_SET PROBLEM:_
Work through the material below and count the lines holding the word "unread"; give that count and nothing more.

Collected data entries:
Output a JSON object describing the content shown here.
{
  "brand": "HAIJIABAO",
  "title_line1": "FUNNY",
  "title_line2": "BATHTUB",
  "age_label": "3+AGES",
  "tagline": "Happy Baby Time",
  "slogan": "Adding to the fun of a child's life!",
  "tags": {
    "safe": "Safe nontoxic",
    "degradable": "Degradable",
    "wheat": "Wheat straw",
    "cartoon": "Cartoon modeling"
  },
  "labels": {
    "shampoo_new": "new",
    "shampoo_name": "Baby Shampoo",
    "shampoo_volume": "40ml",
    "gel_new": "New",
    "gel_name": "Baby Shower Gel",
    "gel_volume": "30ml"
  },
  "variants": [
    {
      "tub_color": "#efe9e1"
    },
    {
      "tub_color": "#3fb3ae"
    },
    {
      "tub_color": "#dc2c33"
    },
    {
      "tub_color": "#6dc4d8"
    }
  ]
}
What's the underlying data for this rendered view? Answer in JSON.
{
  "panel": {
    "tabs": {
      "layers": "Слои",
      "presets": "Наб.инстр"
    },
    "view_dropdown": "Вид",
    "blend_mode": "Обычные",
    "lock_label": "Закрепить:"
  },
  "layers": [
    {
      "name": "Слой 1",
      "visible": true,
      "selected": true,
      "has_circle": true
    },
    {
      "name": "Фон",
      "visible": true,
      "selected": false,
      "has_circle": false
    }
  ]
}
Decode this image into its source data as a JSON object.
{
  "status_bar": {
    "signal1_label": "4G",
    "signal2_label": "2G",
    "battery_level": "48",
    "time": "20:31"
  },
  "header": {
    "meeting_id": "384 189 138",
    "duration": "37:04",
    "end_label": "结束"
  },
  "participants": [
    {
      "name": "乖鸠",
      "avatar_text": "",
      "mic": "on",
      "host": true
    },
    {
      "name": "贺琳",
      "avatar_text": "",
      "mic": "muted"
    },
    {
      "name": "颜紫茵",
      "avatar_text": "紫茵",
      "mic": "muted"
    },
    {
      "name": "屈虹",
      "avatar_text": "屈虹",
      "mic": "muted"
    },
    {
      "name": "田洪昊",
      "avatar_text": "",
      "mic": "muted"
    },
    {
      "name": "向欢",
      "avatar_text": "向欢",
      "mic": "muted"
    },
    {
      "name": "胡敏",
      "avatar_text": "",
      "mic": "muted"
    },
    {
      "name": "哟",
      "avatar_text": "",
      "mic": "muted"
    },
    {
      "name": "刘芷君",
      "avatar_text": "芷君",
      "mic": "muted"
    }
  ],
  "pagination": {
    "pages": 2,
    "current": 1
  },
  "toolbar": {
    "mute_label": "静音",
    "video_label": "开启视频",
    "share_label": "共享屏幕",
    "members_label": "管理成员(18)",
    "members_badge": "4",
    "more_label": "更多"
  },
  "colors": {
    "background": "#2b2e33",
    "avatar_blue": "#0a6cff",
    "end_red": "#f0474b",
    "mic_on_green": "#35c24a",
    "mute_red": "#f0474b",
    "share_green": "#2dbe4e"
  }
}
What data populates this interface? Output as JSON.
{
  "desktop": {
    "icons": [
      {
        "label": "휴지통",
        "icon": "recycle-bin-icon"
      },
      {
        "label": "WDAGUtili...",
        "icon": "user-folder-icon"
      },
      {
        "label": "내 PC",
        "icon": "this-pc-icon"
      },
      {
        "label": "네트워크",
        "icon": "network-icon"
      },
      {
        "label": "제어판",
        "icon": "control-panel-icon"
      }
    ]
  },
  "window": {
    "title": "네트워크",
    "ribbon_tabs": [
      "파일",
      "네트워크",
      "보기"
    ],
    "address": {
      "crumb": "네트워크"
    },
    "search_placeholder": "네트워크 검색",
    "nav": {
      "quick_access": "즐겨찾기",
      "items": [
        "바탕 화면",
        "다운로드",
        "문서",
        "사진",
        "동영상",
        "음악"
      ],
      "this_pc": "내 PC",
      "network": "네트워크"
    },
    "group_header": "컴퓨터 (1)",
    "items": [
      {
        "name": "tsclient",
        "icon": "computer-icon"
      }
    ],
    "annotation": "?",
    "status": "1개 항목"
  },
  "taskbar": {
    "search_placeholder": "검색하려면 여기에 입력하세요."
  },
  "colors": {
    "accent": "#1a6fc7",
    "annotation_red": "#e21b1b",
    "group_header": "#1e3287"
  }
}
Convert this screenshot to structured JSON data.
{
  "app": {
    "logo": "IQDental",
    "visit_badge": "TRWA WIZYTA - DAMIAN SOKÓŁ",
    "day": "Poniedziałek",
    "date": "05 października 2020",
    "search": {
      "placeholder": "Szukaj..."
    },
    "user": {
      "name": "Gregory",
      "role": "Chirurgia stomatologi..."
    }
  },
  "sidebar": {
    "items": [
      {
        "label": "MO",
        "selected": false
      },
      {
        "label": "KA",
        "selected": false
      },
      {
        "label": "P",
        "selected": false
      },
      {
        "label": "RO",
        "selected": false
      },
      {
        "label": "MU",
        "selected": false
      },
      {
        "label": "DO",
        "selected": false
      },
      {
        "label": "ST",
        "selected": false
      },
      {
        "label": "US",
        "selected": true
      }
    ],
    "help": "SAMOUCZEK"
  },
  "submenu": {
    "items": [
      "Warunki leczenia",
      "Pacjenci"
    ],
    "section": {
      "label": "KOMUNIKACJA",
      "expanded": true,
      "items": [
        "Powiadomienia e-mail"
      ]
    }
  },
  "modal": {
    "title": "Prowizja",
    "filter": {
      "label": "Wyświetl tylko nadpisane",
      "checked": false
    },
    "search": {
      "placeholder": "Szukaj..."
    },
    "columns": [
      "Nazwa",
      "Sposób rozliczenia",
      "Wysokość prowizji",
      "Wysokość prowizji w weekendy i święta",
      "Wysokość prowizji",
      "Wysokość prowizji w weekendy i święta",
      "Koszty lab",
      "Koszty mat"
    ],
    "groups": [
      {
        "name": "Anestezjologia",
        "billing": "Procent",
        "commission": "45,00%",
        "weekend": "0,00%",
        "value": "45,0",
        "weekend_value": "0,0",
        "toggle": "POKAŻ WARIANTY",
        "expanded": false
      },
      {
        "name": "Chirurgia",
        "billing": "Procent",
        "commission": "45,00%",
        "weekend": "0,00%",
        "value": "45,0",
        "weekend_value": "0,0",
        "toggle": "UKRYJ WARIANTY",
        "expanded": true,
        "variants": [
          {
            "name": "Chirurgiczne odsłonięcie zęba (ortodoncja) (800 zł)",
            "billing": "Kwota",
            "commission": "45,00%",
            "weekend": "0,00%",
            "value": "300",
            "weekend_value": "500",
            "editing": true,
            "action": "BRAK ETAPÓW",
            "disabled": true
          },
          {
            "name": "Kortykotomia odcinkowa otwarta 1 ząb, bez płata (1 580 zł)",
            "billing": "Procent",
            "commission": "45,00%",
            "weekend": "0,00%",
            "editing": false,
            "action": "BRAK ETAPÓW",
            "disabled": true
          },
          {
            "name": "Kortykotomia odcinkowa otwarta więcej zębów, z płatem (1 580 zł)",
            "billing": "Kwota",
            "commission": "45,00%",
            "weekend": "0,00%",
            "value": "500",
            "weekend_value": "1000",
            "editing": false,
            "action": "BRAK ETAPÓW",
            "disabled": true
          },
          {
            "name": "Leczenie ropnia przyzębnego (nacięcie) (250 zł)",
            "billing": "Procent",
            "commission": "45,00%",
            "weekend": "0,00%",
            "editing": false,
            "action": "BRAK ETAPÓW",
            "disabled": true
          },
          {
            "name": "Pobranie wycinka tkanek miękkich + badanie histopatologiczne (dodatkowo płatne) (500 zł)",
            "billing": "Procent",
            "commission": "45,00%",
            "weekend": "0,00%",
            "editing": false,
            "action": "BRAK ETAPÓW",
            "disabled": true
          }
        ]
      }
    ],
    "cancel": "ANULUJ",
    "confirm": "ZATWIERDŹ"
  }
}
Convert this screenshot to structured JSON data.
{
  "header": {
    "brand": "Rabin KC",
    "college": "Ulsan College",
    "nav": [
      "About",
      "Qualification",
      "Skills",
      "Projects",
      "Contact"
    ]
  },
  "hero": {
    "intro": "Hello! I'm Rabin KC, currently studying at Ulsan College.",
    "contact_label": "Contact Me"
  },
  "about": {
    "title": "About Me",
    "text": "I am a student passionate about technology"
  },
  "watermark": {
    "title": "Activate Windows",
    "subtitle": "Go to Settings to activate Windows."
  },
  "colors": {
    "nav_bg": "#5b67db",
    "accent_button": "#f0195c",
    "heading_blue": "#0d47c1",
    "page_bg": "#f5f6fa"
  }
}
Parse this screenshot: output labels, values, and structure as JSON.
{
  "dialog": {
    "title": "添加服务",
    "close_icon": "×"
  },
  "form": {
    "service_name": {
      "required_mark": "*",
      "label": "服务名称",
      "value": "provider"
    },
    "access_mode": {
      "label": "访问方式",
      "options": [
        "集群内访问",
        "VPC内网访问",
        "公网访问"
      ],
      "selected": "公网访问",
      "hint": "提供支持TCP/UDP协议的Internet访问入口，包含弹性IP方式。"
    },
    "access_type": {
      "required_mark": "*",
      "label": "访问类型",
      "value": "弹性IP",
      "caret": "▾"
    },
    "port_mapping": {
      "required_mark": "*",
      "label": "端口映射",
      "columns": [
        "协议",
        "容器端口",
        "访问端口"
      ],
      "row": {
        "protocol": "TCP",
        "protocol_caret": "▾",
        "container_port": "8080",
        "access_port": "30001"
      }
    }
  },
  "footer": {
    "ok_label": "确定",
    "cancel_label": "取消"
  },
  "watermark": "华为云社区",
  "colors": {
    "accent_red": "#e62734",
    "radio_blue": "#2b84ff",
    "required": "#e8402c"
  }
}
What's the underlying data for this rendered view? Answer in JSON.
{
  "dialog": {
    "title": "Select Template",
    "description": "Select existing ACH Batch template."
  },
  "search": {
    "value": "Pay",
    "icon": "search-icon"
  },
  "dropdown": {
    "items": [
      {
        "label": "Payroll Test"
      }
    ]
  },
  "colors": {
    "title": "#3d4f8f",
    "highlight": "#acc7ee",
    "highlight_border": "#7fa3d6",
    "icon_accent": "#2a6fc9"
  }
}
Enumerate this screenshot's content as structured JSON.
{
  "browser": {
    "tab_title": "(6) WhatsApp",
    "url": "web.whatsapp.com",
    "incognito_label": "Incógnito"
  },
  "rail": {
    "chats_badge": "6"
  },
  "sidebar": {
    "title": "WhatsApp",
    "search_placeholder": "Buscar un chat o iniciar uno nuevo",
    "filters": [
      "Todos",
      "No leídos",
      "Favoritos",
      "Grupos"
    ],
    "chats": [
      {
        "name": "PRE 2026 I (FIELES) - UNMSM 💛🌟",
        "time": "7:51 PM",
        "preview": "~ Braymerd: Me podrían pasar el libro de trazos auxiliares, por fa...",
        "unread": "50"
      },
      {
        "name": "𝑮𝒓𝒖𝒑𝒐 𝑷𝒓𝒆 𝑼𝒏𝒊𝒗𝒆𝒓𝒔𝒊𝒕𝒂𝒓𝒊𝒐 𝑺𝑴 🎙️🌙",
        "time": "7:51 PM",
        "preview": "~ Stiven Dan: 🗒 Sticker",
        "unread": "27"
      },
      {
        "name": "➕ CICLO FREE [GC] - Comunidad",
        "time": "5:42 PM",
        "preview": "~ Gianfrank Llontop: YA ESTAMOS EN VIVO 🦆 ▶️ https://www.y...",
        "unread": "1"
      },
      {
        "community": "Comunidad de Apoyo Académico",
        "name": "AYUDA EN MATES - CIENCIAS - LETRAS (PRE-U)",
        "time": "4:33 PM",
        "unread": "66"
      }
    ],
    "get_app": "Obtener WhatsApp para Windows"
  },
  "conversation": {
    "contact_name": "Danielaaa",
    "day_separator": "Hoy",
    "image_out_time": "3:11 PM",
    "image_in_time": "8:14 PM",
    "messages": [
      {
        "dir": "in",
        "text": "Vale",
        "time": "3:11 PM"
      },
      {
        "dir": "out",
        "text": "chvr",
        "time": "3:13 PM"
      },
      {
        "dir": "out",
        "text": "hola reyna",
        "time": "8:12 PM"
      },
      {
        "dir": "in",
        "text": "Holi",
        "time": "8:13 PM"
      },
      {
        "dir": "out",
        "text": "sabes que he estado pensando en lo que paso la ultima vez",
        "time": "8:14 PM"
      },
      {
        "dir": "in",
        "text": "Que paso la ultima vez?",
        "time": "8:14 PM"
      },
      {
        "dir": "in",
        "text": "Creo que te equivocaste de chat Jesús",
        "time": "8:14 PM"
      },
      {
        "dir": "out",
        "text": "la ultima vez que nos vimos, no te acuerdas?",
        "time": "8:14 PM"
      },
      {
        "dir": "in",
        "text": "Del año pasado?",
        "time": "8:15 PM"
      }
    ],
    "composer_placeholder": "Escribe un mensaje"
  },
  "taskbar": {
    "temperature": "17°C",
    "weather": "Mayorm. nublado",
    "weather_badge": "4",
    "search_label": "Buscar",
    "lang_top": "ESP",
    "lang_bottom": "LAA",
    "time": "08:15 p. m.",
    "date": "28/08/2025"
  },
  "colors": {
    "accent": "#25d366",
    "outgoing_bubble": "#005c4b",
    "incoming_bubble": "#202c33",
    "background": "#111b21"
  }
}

_ANSWER TO THE EXERCISE:_
4